Exercise prompt:
Pick every line from the data that holds the word "Ольвии".

Data records

+---+

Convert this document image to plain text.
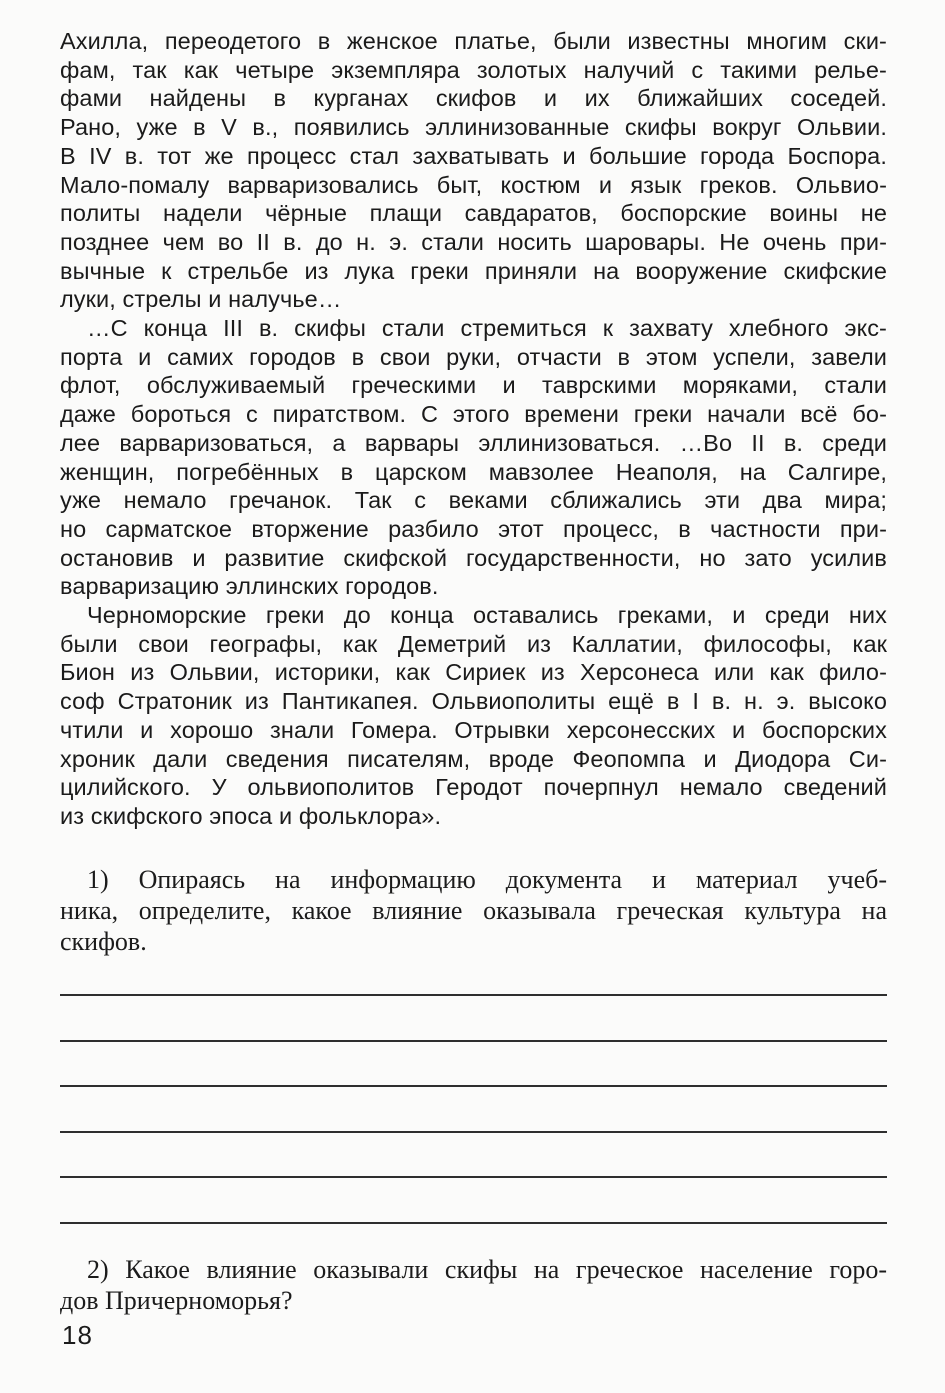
Ахилла, переодетого в женское платье, были известны многим ски-
фам, так как четыре экземпляра золотых налучий с такими релье-
фами найдены в курганах скифов и их ближайших соседей.
Рано, уже в V в., появились эллинизованные скифы вокруг Ольвии.
В IV в. тот же процесс стал захватывать и большие города Боспора.
Мало-помалу варваризовались быт, костюм и язык греков. Ольвио-
политы надели чёрные плащи савдаратов, боспорские воины не
позднее чем во II в. до н. э. стали носить шаровары. Не очень при-
вычные к стрельбе из лука греки приняли на вооружение скифские
луки, стрелы и налучье…
…С конца III в. скифы стали стремиться к захвату хлебного экс-
порта и самих городов в свои руки, отчасти в этом успели, завели
флот, обслуживаемый греческими и таврскими моряками, стали
даже бороться с пиратством. С этого времени греки начали всё бо-
лее варваризоваться, а варвары эллинизоваться. …Во II в. среди
женщин, погребённых в царском мавзолее Неаполя, на Салгире,
уже немало гречанок. Так с веками сближались эти два мира;
но сарматское вторжение разбило этот процесс, в частности при-
остановив и развитие скифской государственности, но зато усилив
варваризацию эллинских городов.
Черноморские греки до конца оставались греками, и среди них
были свои географы, как Деметрий из Каллатии, философы, как
Бион из Ольвии, историки, как Сириек из Херсонеса или как фило-
соф Стратоник из Пантикапея. Ольвиополиты ещё в I в. н. э. высоко
чтили и хорошо знали Гомера. Отрывки херсонесских и боспорских
хроник дали сведения писателям, вроде Феопомпа и Диодора Си-
цилийского. У ольвиополитов Геродот почерпнул немало сведений
из скифского эпоса и фольклора».
1) Опираясь на информацию документа и материал учеб-
ника, определите, какое влияние оказывала греческая культура на
скифов.
2) Какое влияние оказывали скифы на греческое население горо-
дов Причерноморья?
18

+---+

Task answer:
Рано, уже в V в., появились эллинизованные скифы вокруг Ольвии.
Бион из Ольвии, историки, как Сириек из Херсонеса или как фило-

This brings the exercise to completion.